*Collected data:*
▶

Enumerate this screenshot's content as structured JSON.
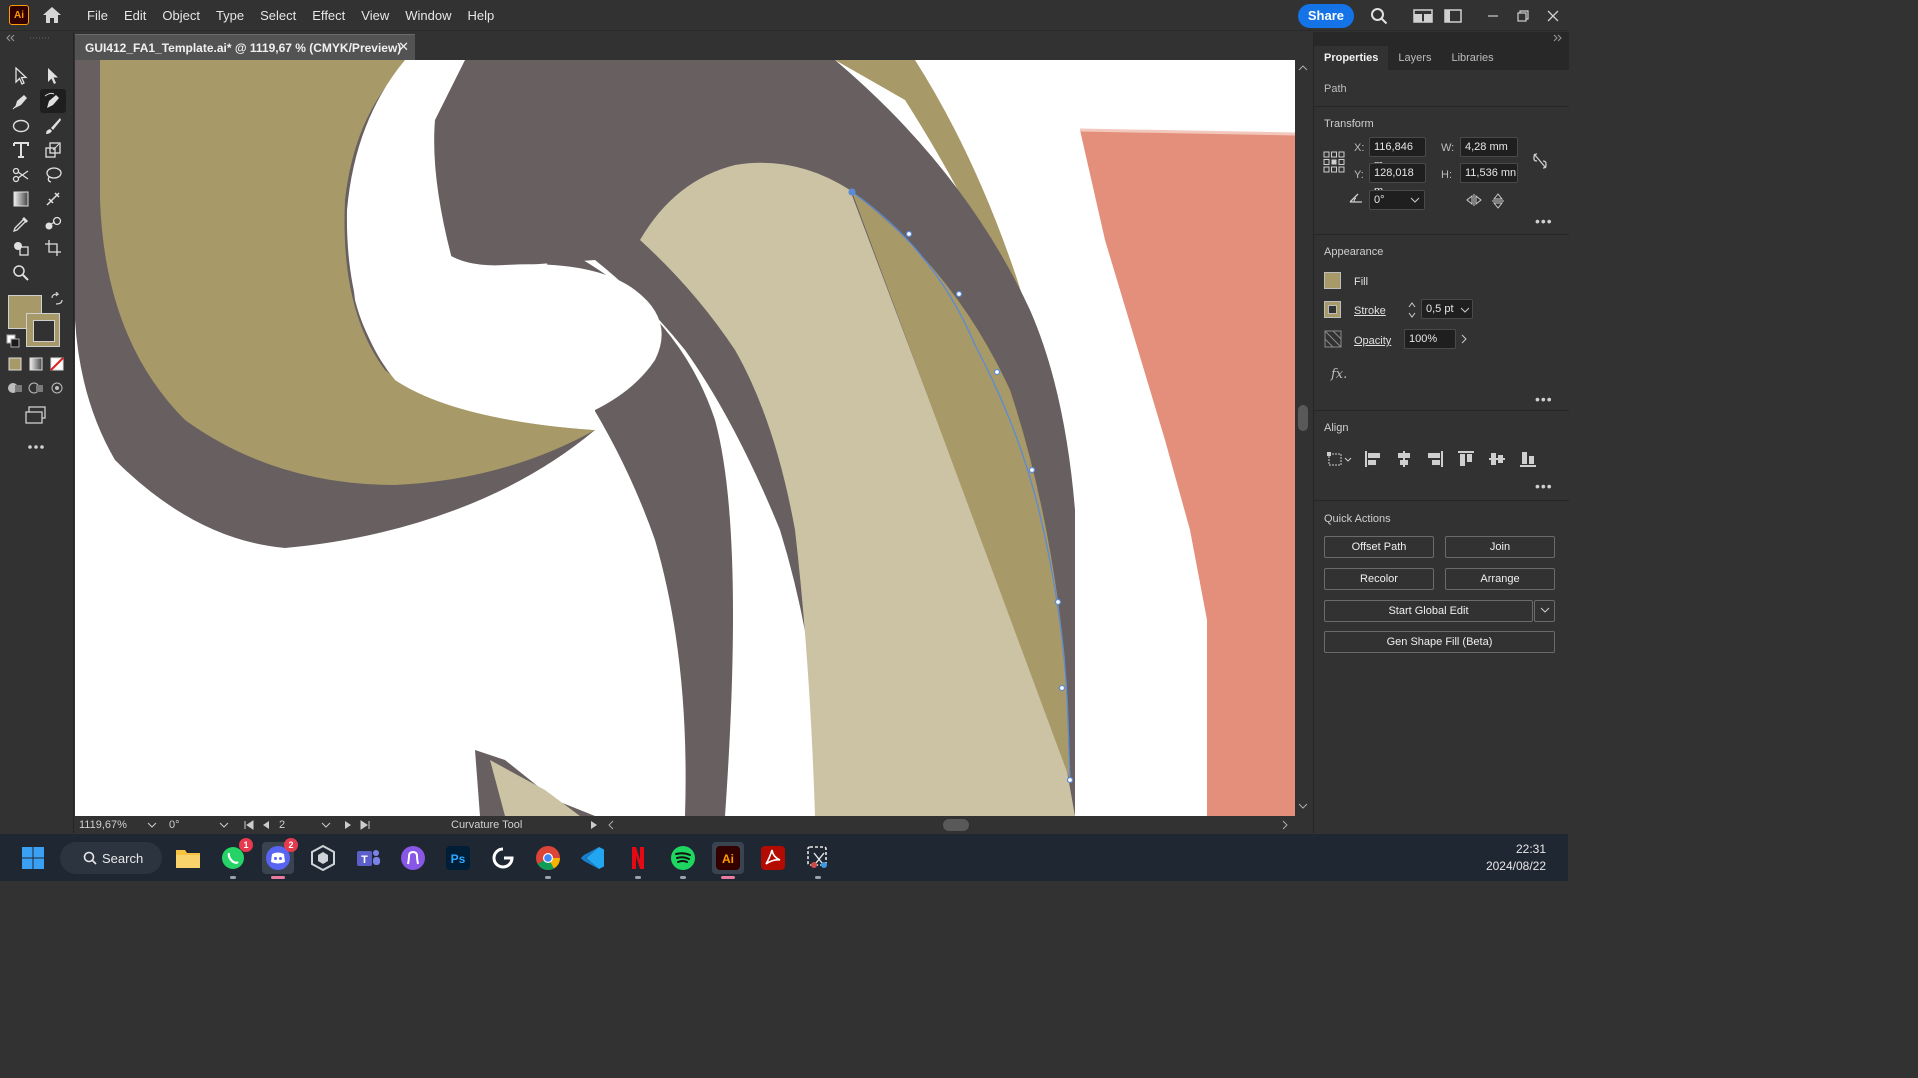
{
  "app": {
    "logo_text": "Ai",
    "menus": [
      "File",
      "Edit",
      "Object",
      "Type",
      "Select",
      "Effect",
      "View",
      "Window",
      "Help"
    ],
    "share_label": "Share"
  },
  "document": {
    "tab_title": "GUI412_FA1_Template.ai* @ 1119,67 % (CMYK/Preview)",
    "close_glyph": "✕"
  },
  "statusbar": {
    "zoom": "1119,67%",
    "rotation": "0°",
    "artboard": "2",
    "tool_name": "Curvature Tool"
  },
  "panel": {
    "tabs": [
      "Properties",
      "Layers",
      "Libraries"
    ],
    "object_type": "Path",
    "transform": {
      "title": "Transform",
      "x_label": "X:",
      "x_value": "116,846 m",
      "y_label": "Y:",
      "y_value": "128,018 m",
      "w_label": "W:",
      "w_value": "4,28 mm",
      "h_label": "H:",
      "h_value": "11,536 mn",
      "angle_value": "0°"
    },
    "appearance": {
      "title": "Appearance",
      "fill_label": "Fill",
      "stroke_label": "Stroke",
      "stroke_value": "0,5 pt",
      "opacity_label": "Opacity",
      "opacity_value": "100%",
      "fx_label": "fx."
    },
    "align": {
      "title": "Align"
    },
    "quick_actions": {
      "title": "Quick Actions",
      "offset_path": "Offset Path",
      "join": "Join",
      "recolor": "Recolor",
      "arrange": "Arrange",
      "start_global_edit": "Start Global Edit",
      "gen_shape_fill": "Gen Shape Fill (Beta)"
    }
  },
  "taskbar": {
    "search_label": "Search",
    "time": "22:31",
    "date": "2024/08/22",
    "whatsapp_badge": "1",
    "discord_badge": "2",
    "photoshop_label": "Ps",
    "illustrator_label": "Ai"
  },
  "colors": {
    "fill_swatch": "#a89968",
    "canvas_gray": "#675f60",
    "canvas_khaki": "#a89968",
    "canvas_beige": "#ccc3a4",
    "canvas_salmon": "#e48f7c",
    "path_selection": "#5b8bd6",
    "share_blue": "#1473e6"
  }
}
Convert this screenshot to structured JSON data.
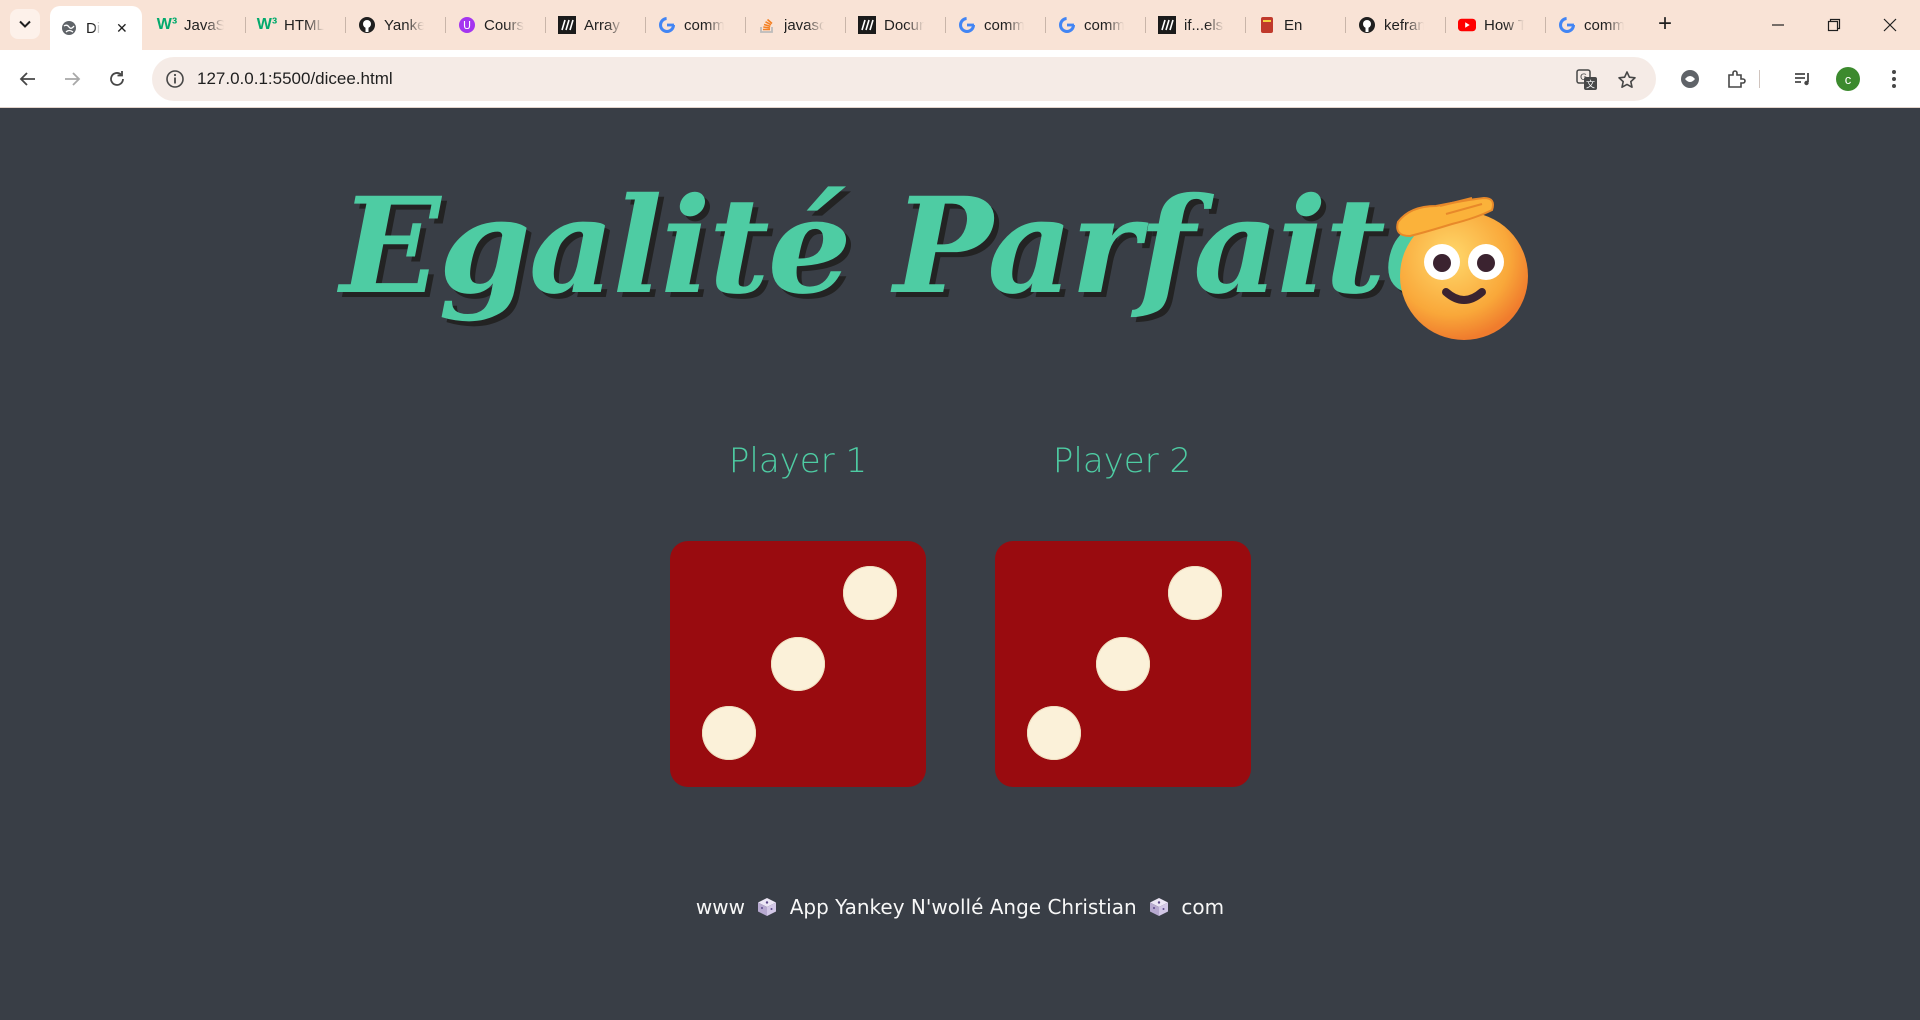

◀

*GOAL:* Scan the listing above. Collect all lines with the word "screenshot".

*ANSWER TO THIS TASK:*
Enumerate this screenshot's content as structured JSON.
Convert this screenshot to structured JSON data.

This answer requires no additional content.